Output an exact reproduction of the data.

Begin

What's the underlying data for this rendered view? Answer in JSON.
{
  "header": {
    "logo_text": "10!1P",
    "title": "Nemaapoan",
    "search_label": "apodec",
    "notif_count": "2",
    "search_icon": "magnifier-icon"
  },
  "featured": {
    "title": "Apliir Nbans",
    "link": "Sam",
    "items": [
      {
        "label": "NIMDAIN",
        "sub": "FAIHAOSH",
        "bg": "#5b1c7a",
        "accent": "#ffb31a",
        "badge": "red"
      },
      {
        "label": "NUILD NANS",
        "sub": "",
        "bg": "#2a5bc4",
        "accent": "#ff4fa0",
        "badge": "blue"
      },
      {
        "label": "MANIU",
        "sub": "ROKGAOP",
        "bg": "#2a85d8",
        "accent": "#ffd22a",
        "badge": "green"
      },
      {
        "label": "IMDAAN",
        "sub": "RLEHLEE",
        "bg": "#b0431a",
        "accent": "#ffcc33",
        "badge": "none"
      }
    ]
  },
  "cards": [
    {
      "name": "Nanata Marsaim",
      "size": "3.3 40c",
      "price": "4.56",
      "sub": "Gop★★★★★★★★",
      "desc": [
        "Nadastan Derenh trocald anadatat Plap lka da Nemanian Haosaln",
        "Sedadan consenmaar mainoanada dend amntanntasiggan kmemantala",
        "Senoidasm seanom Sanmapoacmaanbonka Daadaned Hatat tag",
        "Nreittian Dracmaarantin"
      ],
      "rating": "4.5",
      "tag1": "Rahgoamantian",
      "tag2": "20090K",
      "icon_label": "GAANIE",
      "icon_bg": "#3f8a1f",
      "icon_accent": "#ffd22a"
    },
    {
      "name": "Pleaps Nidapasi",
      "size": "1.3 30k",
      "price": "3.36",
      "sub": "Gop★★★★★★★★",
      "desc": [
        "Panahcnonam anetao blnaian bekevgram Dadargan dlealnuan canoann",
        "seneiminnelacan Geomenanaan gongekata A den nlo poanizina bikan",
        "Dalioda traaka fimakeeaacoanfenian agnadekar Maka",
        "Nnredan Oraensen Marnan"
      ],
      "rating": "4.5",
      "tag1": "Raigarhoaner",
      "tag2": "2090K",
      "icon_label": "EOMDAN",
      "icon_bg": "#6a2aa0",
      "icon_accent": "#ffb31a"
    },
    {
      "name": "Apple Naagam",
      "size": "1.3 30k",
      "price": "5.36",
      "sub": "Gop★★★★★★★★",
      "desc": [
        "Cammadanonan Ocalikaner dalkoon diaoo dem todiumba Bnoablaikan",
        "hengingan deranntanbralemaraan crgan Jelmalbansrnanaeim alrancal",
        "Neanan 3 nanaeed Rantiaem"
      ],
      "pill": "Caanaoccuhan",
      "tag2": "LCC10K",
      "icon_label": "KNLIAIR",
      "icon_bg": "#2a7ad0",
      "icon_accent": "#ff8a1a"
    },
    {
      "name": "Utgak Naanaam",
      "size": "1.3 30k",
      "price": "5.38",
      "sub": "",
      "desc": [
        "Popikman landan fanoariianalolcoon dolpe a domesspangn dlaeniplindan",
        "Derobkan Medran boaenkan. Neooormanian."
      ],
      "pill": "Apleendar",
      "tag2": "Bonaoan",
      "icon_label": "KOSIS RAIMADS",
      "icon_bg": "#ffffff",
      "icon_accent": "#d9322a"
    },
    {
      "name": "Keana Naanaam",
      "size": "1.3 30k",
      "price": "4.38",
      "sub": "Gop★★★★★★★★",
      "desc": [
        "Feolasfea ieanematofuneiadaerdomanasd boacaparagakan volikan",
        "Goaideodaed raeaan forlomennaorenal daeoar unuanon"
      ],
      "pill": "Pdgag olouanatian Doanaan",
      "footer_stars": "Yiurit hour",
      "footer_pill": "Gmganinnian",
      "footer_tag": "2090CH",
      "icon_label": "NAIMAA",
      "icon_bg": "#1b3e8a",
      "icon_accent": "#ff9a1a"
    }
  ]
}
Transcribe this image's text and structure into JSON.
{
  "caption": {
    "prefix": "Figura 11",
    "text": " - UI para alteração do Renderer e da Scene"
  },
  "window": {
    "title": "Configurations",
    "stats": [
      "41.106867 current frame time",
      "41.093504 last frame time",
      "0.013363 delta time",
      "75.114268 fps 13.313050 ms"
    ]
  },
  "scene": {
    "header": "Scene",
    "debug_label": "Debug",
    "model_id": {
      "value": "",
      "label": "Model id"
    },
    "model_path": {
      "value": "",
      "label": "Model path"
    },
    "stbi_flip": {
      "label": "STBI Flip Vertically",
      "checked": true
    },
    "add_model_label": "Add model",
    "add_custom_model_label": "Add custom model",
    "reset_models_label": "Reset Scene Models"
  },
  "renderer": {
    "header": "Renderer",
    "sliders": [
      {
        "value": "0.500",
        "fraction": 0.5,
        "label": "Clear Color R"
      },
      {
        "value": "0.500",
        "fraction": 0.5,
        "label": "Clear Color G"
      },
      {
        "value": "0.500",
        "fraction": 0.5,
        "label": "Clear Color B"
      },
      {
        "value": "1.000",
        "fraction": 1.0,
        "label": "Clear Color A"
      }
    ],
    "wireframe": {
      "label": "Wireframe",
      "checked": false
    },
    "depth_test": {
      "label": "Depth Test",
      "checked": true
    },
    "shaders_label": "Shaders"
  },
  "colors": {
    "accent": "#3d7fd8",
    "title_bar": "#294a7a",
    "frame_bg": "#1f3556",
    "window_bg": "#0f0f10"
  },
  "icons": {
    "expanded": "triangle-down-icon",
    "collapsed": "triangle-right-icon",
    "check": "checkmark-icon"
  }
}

End

## Solution for this exercise:
What's the underlying data for this rendered view? Answer in JSON.
{
  "header": {
    "logo_text": "10!1P",
    "title": "Nemaapoan",
    "search_label": "apodec",
    "notif_count": "2",
    "search_icon": "magnifier-icon"
  },
  "featured": {
    "title": "Apliir Nbans",
    "link": "Sam",
    "items": [
      {
        "label": "NIMDAIN",
        "sub": "FAIHAOSH",
        "bg": "#5b1c7a",
        "accent": "#ffb31a",
        "badge": "red"
      },
      {
        "label": "NUILD NANS",
        "sub": "",
        "bg": "#2a5bc4",
        "accent": "#ff4fa0",
        "badge": "blue"
      },
      {
        "label": "MANIU",
        "sub": "ROKGAOP",
        "bg": "#2a85d8",
        "accent": "#ffd22a",
        "badge": "green"
      },
      {
        "label": "IMDAAN",
        "sub": "RLEHLEE",
        "bg": "#b0431a",
        "accent": "#ffcc33",
        "badge": "none"
      }
    ]
  },
  "cards": [
    {
      "name": "Nanata Marsaim",
      "size": "3.3 40c",
      "price": "4.56",
      "sub": "Gop★★★★★★★★",
      "desc": [
        "Nadastan Derenh trocald anadatat Plap lka da Nemanian Haosaln",
        "Sedadan consenmaar mainoanada dend amntanntasiggan kmemantala",
        "Senoidasm seanom Sanmapoacmaanbonka Daadaned Hatat tag",
        "Nreittian Dracmaarantin"
      ],
      "rating": "4.5",
      "tag1": "Rahgoamantian",
      "tag2": "20090K",
      "icon_label": "GAANIE",
      "icon_bg": "#3f8a1f",
      "icon_accent": "#ffd22a"
    },
    {
      "name": "Pleaps Nidapasi",
      "size": "1.3 30k",
      "price": "3.36",
      "sub": "Gop★★★★★★★★",
      "desc": [
        "Panahcnonam anetao blnaian bekevgram Dadargan dlealnuan canoann",
        "seneiminnelacan Geomenanaan gongekata A den nlo poanizina bikan",
        "Dalioda traaka fimakeeaacoanfenian agnadekar Maka",
        "Nnredan Oraensen Marnan"
      ],
      "rating": "4.5",
      "tag1": "Raigarhoaner",
      "tag2": "2090K",
      "icon_label": "EOMDAN",
      "icon_bg": "#6a2aa0",
      "icon_accent": "#ffb31a"
    },
    {
      "name": "Apple Naagam",
      "size": "1.3 30k",
      "price": "5.36",
      "sub": "Gop★★★★★★★★",
      "desc": [
        "Cammadanonan Ocalikaner dalkoon diaoo dem todiumba Bnoablaikan",
        "hengingan deranntanbralemaraan crgan Jelmalbansrnanaeim alrancal",
        "Neanan 3 nanaeed Rantiaem"
      ],
      "pill": "Caanaoccuhan",
      "tag2": "LCC10K",
      "icon_label": "KNLIAIR",
      "icon_bg": "#2a7ad0",
      "icon_accent": "#ff8a1a"
    },
    {
      "name": "Utgak Naanaam",
      "size": "1.3 30k",
      "price": "5.38",
      "sub": "",
      "desc": [
        "Popikman landan fanoariianalolcoon dolpe a domesspangn dlaeniplindan",
        "Derobkan Medran boaenkan. Neooormanian."
      ],
      "pill": "Apleendar",
      "tag2": "Bonaoan",
      "icon_label": "KOSIS RAIMADS",
      "icon_bg": "#ffffff",
      "icon_accent": "#d9322a"
    },
    {
      "name": "Keana Naanaam",
      "size": "1.3 30k",
      "price": "4.38",
      "sub": "Gop★★★★★★★★",
      "desc": [
        "Feolasfea ieanematofuneiadaerdomanasd boacaparagakan volikan",
        "Goaideodaed raeaan forlomennaorenal daeoar unuanon"
      ],
      "pill": "Pdgag olouanatian Doanaan",
      "footer_stars": "Yiurit hour",
      "footer_pill": "Gmganinnian",
      "footer_tag": "2090CH",
      "icon_label": "NAIMAA",
      "icon_bg": "#1b3e8a",
      "icon_accent": "#ff9a1a"
    }
  ]
}
Transcribe this image's text and structure into JSON.
{
  "caption": {
    "prefix": "Figura 11",
    "text": " - UI para alteração do Renderer e da Scene"
  },
  "window": {
    "title": "Configurations",
    "stats": [
      "41.106867 current frame time",
      "41.093504 last frame time",
      "0.013363 delta time",
      "75.114268 fps 13.313050 ms"
    ]
  },
  "scene": {
    "header": "Scene",
    "debug_label": "Debug",
    "model_id": {
      "value": "",
      "label": "Model id"
    },
    "model_path": {
      "value": "",
      "label": "Model path"
    },
    "stbi_flip": {
      "label": "STBI Flip Vertically",
      "checked": true
    },
    "add_model_label": "Add model",
    "add_custom_model_label": "Add custom model",
    "reset_models_label": "Reset Scene Models"
  },
  "renderer": {
    "header": "Renderer",
    "sliders": [
      {
        "value": "0.500",
        "fraction": 0.5,
        "label": "Clear Color R"
      },
      {
        "value": "0.500",
        "fraction": 0.5,
        "label": "Clear Color G"
      },
      {
        "value": "0.500",
        "fraction": 0.5,
        "label": "Clear Color B"
      },
      {
        "value": "1.000",
        "fraction": 1.0,
        "label": "Clear Color A"
      }
    ],
    "wireframe": {
      "label": "Wireframe",
      "checked": false
    },
    "depth_test": {
      "label": "Depth Test",
      "checked": true
    },
    "shaders_label": "Shaders"
  },
  "colors": {
    "accent": "#3d7fd8",
    "title_bar": "#294a7a",
    "frame_bg": "#1f3556",
    "window_bg": "#0f0f10"
  },
  "icons": {
    "expanded": "triangle-down-icon",
    "collapsed": "triangle-right-icon",
    "check": "checkmark-icon"
  }
}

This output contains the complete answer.